● **Written request**:
Retype the whole listing verbatim and keep the pictures out of it.

[Recorded data]

----------------------------------------

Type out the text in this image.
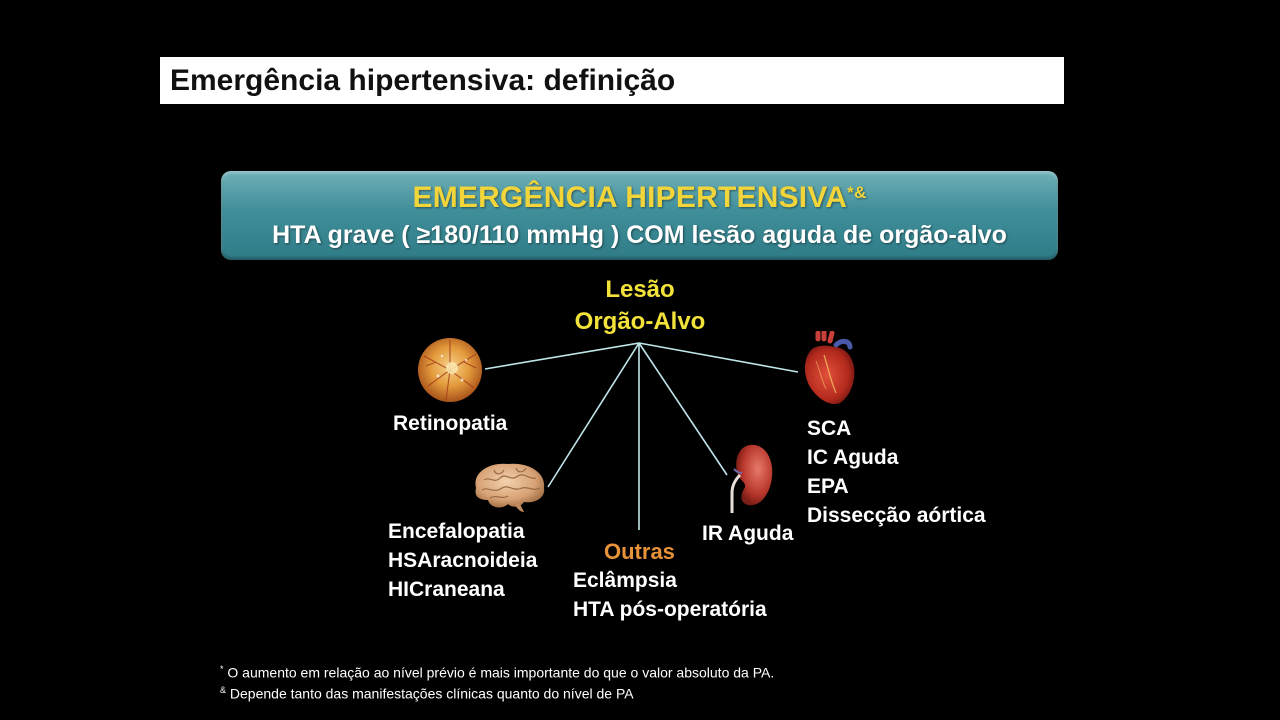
Emergência hipertensiva: definição
EMERGÊNCIA HIPERTENSIVA*&
HTA grave ( ≥180/110 mmHg ) COM lesão aguda de orgão-alvo
Lesão
Orgão-Alvo
Retinopatia
Encefalopatia
HSAracnoideia
HICraneana
Outras
Eclâmpsia
HTA pós-operatória
IR Aguda
SCA
IC Aguda
EPA
Dissecção aórtica
* O aumento em relação ao nível prévio é mais importante do que o valor absoluto da PA.
& Depende tanto das manifestações clínicas quanto do nível de PA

----------------------------------------

● **Result**:
Type out the text in this image.
Emergência hipertensiva: definição
EMERGÊNCIA HIPERTENSIVA*&
HTA grave ( ≥180/110 mmHg ) COM lesão aguda de orgão-alvo
Lesão
Orgão-Alvo
Retinopatia
Encefalopatia
HSAracnoideia
HICraneana
Outras
Eclâmpsia
HTA pós-operatória
IR Aguda
SCA
IC Aguda
EPA
Dissecção aórtica
* O aumento em relação ao nível prévio é mais importante do que o valor absoluto da PA.
& Depende tanto das manifestações clínicas quanto do nível de PA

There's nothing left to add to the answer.